The records that follow are to be repeated exactly, with the pictures removed.

§ Data extract
>>>>
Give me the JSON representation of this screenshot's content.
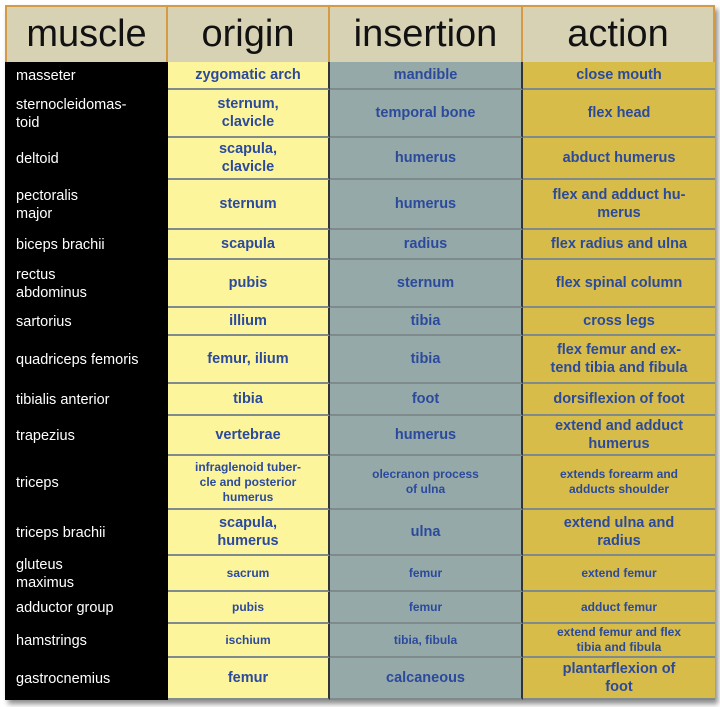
{
  "headers": [
    "muscle",
    "origin",
    "insertion",
    "action"
  ],
  "rows": [
    {
      "muscle": "masseter",
      "origin": "zygomatic arch",
      "insertion": "mandible",
      "action": "close mouth"
    },
    {
      "muscle": "sternocleidomas-\ntoid",
      "origin": "sternum,\nclavicle",
      "insertion": "temporal bone",
      "action": "flex head"
    },
    {
      "muscle": "deltoid",
      "origin": "scapula,\nclavicle",
      "insertion": "humerus",
      "action": "abduct humerus"
    },
    {
      "muscle": "pectoralis\nmajor",
      "origin": "sternum",
      "insertion": "humerus",
      "action": "flex and adduct hu-\nmerus"
    },
    {
      "muscle": "biceps brachii",
      "origin": "scapula",
      "insertion": "radius",
      "action": "flex radius and ulna"
    },
    {
      "muscle": "rectus\nabdominus",
      "origin": "pubis",
      "insertion": "sternum",
      "action": "flex spinal column"
    },
    {
      "muscle": "sartorius",
      "origin": "illium",
      "insertion": "tibia",
      "action": "cross legs"
    },
    {
      "muscle": "quadriceps femoris",
      "origin": "femur, ilium",
      "insertion": "tibia",
      "action": "flex femur and ex-\ntend tibia and fibula"
    },
    {
      "muscle": "tibialis anterior",
      "origin": "tibia",
      "insertion": "foot",
      "action": "dorsiflexion of foot"
    },
    {
      "muscle": "trapezius",
      "origin": "vertebrae",
      "insertion": "humerus",
      "action": "extend and adduct\nhumerus"
    },
    {
      "muscle": "triceps",
      "origin": "infraglenoid tuber-\ncle and posterior\nhumerus",
      "insertion": "olecranon process\nof ulna",
      "action": "extends forearm and\nadducts shoulder"
    },
    {
      "muscle": "triceps brachii",
      "origin": "scapula,\nhumerus",
      "insertion": "ulna",
      "action": "extend ulna and\nradius"
    },
    {
      "muscle": "gluteus\nmaximus",
      "origin": "sacrum",
      "insertion": "femur",
      "action": "extend femur"
    },
    {
      "muscle": "adductor group",
      "origin": "pubis",
      "insertion": "femur",
      "action": "adduct femur"
    },
    {
      "muscle": "hamstrings",
      "origin": "ischium",
      "insertion": "tibia, fibula",
      "action": "extend femur and flex\ntibia and fibula"
    },
    {
      "muscle": "gastrocnemius",
      "origin": "femur",
      "insertion": "calcaneous",
      "action": "plantarflexion of\nfoot"
    }
  ],
  "colors": {
    "header_bg": "#d7d2b4",
    "origin_bg": "#fdf59c",
    "insertion_bg": "#95a9a9",
    "action_bg": "#d7bc49",
    "muscle_bg": "#000000",
    "cell_text": "#2b4a9c"
  }
}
<<<<
§ Full response
Give me the JSON representation of this screenshot's content.
{
  "headers": [
    "muscle",
    "origin",
    "insertion",
    "action"
  ],
  "rows": [
    {
      "muscle": "masseter",
      "origin": "zygomatic arch",
      "insertion": "mandible",
      "action": "close mouth"
    },
    {
      "muscle": "sternocleidomas-\ntoid",
      "origin": "sternum,\nclavicle",
      "insertion": "temporal bone",
      "action": "flex head"
    },
    {
      "muscle": "deltoid",
      "origin": "scapula,\nclavicle",
      "insertion": "humerus",
      "action": "abduct humerus"
    },
    {
      "muscle": "pectoralis\nmajor",
      "origin": "sternum",
      "insertion": "humerus",
      "action": "flex and adduct hu-\nmerus"
    },
    {
      "muscle": "biceps brachii",
      "origin": "scapula",
      "insertion": "radius",
      "action": "flex radius and ulna"
    },
    {
      "muscle": "rectus\nabdominus",
      "origin": "pubis",
      "insertion": "sternum",
      "action": "flex spinal column"
    },
    {
      "muscle": "sartorius",
      "origin": "illium",
      "insertion": "tibia",
      "action": "cross legs"
    },
    {
      "muscle": "quadriceps femoris",
      "origin": "femur, ilium",
      "insertion": "tibia",
      "action": "flex femur and ex-\ntend tibia and fibula"
    },
    {
      "muscle": "tibialis anterior",
      "origin": "tibia",
      "insertion": "foot",
      "action": "dorsiflexion of foot"
    },
    {
      "muscle": "trapezius",
      "origin": "vertebrae",
      "insertion": "humerus",
      "action": "extend and adduct\nhumerus"
    },
    {
      "muscle": "triceps",
      "origin": "infraglenoid tuber-\ncle and posterior\nhumerus",
      "insertion": "olecranon process\nof ulna",
      "action": "extends forearm and\nadducts shoulder"
    },
    {
      "muscle": "triceps brachii",
      "origin": "scapula,\nhumerus",
      "insertion": "ulna",
      "action": "extend ulna and\nradius"
    },
    {
      "muscle": "gluteus\nmaximus",
      "origin": "sacrum",
      "insertion": "femur",
      "action": "extend femur"
    },
    {
      "muscle": "adductor group",
      "origin": "pubis",
      "insertion": "femur",
      "action": "adduct femur"
    },
    {
      "muscle": "hamstrings",
      "origin": "ischium",
      "insertion": "tibia, fibula",
      "action": "extend femur and flex\ntibia and fibula"
    },
    {
      "muscle": "gastrocnemius",
      "origin": "femur",
      "insertion": "calcaneous",
      "action": "plantarflexion of\nfoot"
    }
  ],
  "colors": {
    "header_bg": "#d7d2b4",
    "origin_bg": "#fdf59c",
    "insertion_bg": "#95a9a9",
    "action_bg": "#d7bc49",
    "muscle_bg": "#000000",
    "cell_text": "#2b4a9c"
  }
}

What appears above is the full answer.